Work instructions -> Print all of the entries exactly, minus the pictures.

Entries ->
--------------------
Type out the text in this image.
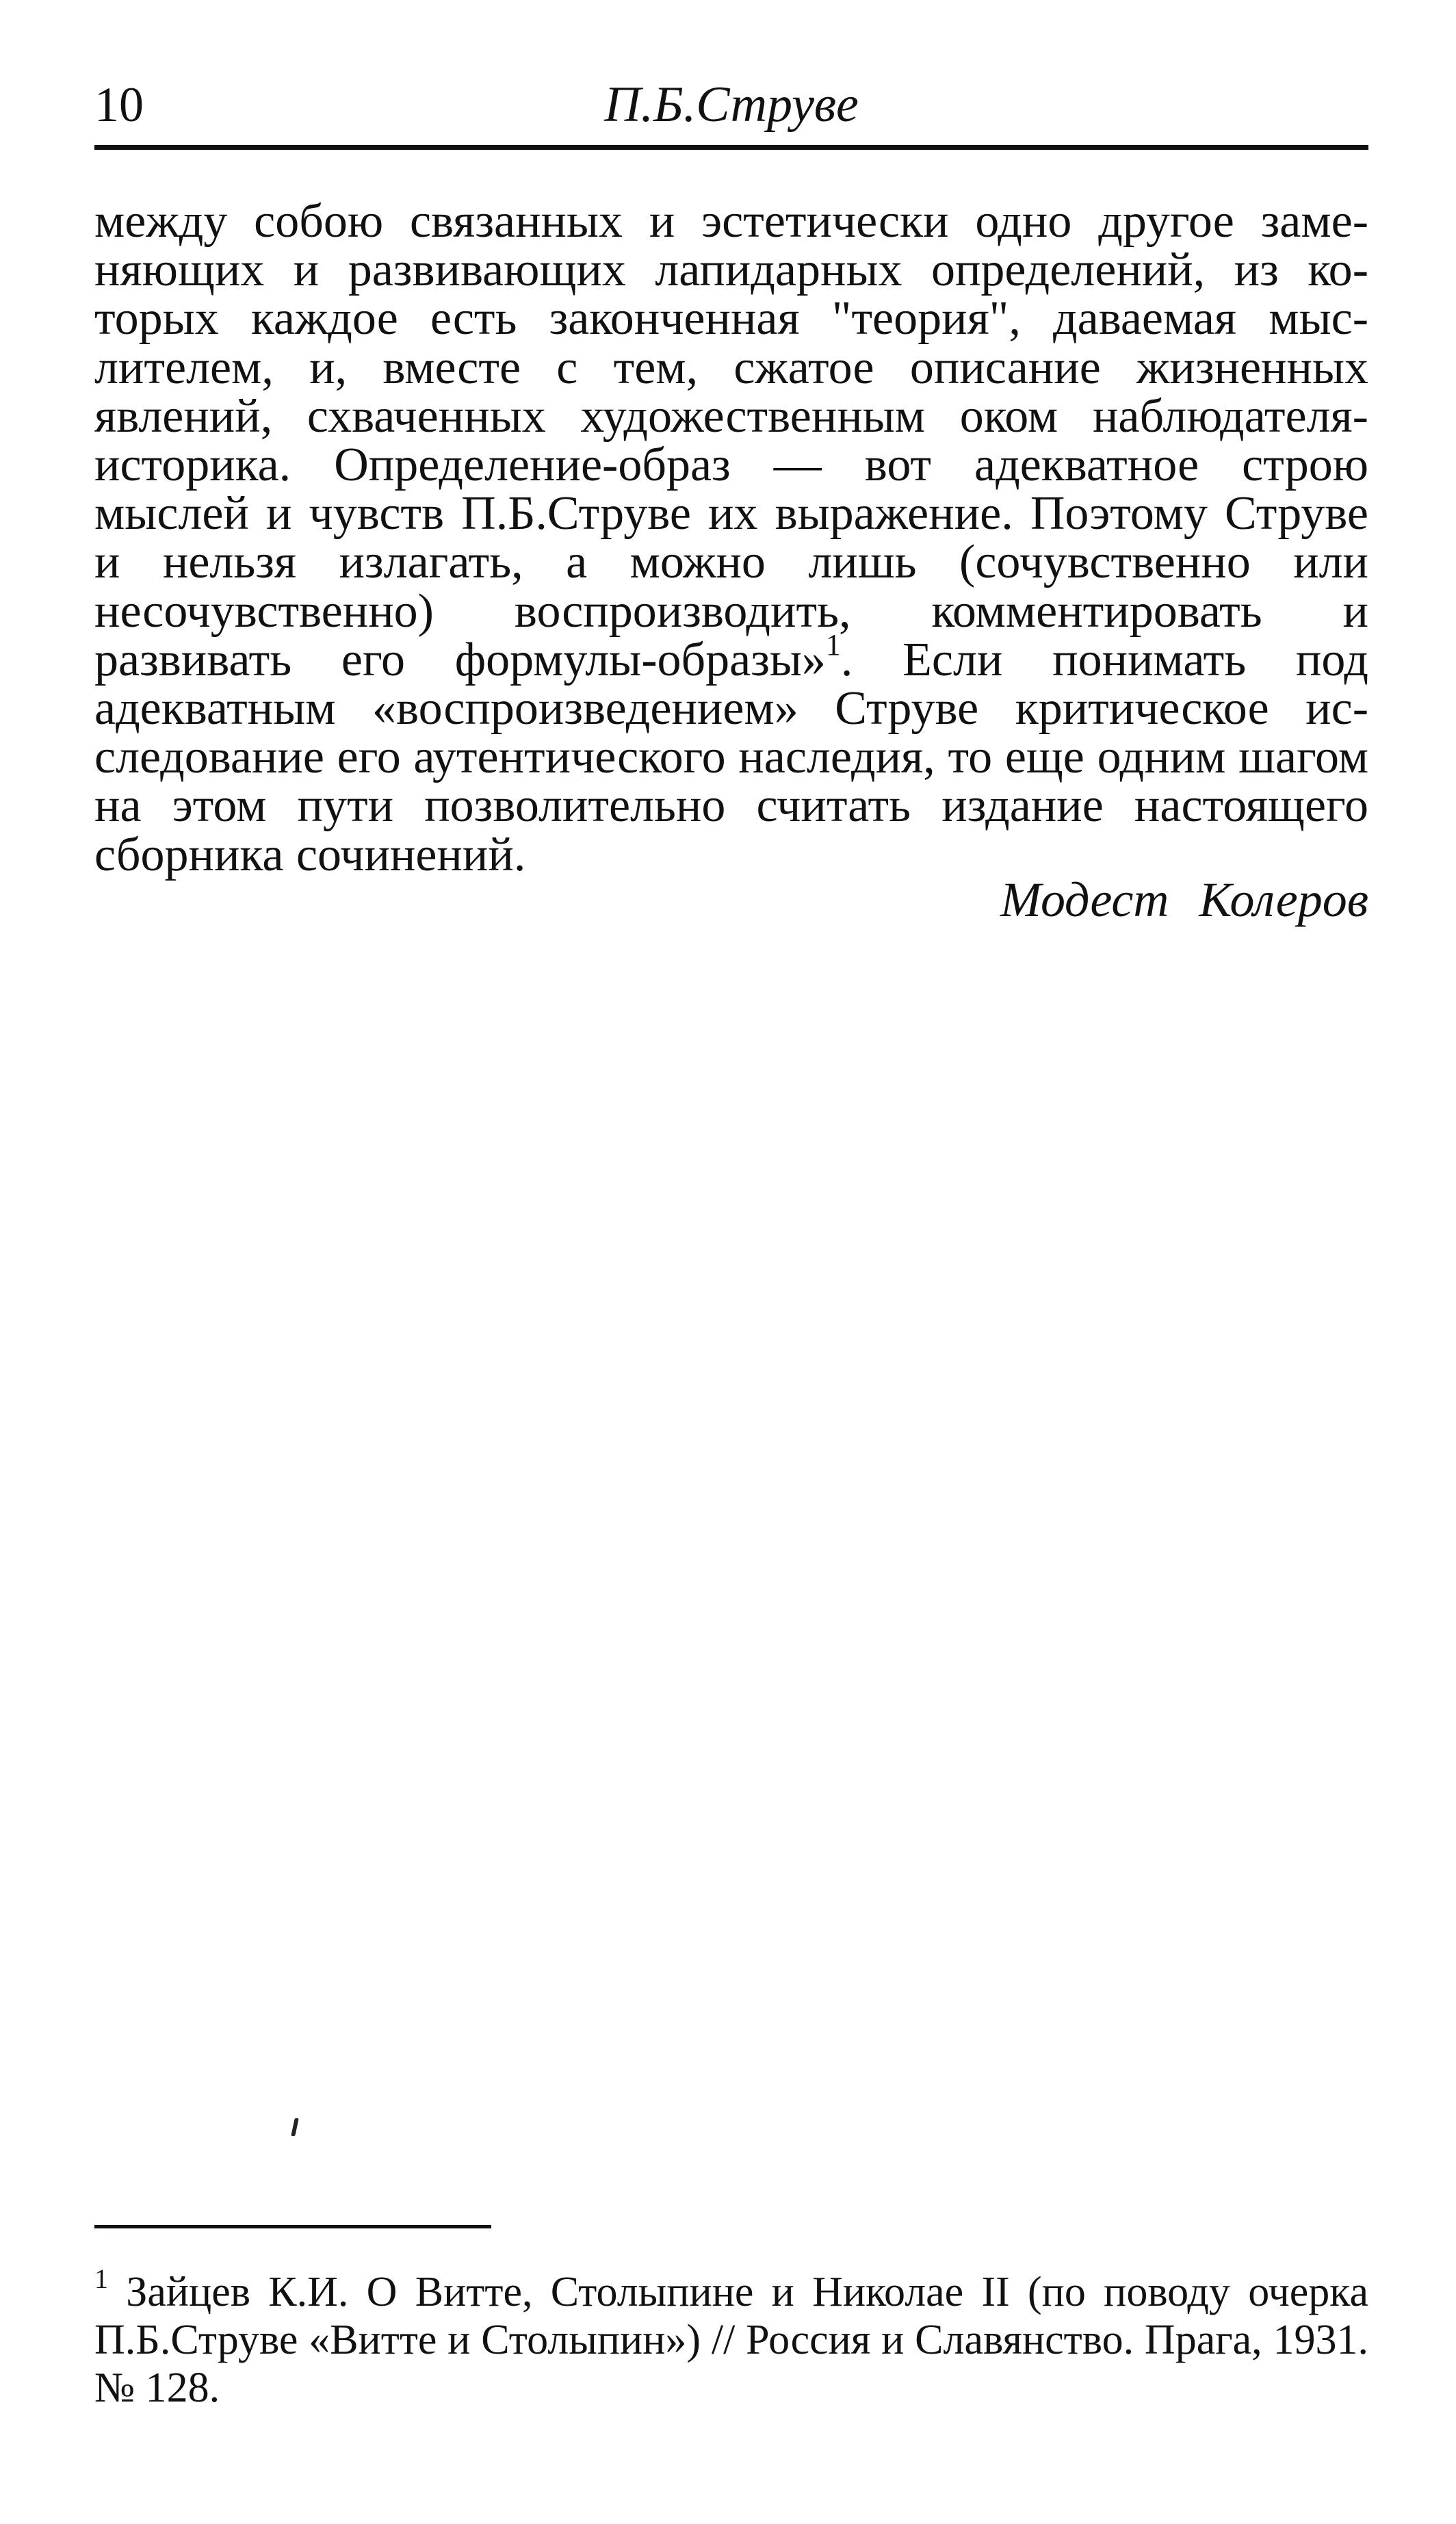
10	П.Б.Струве

между собою связанных и эстетически одно другое заменяющих и развивающих лапидарных определений, из которых каждое есть законченная "теория", даваемая мыслителем, и, вместе с тем, сжатое описание жизненных явлений, схваченных художественным оком наблюдателя-историка. Определение-образ — вот адекватное строю мыслей и чувств П.Б.Струве их выражение. Поэтому Струве и нельзя излагать, а можно лишь (сочувственно или несочувственно) воспроизводить, комментировать и развивать его формулы-образы»$^1$. Если понимать под адекватным «воспроизведением» Струве критическое исследование его аутентического наследия, то еще одним шагом на этом пути позволительно считать издание настоящего сборника сочинений.

Модест Колеров

$^1$ Зайцев К.И. О Витте, Столыпине и Николае II (по поводу очерка П.Б.Струве «Витте и Столыпин») // Россия и Славянство. Прага, 1931. № 128.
--------------------
Final result ->
Type out the text in this image.
10	П.Б.Струве

между собою связанных и эстетически одно другое заменяющих и развивающих лапидарных определений, из которых каждое есть законченная "теория", даваемая мыслителем, и, вместе с тем, сжатое описание жизненных явлений, схваченных художественным оком наблюдателя-историка. Определение-образ — вот адекватное строю мыслей и чувств П.Б.Струве их выражение. Поэтому Струве и нельзя излагать, а можно лишь (сочувственно или несочувственно) воспроизводить, комментировать и развивать его формулы-образы»$^1$. Если понимать под адекватным «воспроизведением» Струве критическое исследование его аутентического наследия, то еще одним шагом на этом пути позволительно считать издание настоящего сборника сочинений.

Модест Колеров

$^1$ Зайцев К.И. О Витте, Столыпине и Николае II (по поводу очерка П.Б.Струве «Витте и Столыпин») // Россия и Славянство. Прага, 1931. № 128.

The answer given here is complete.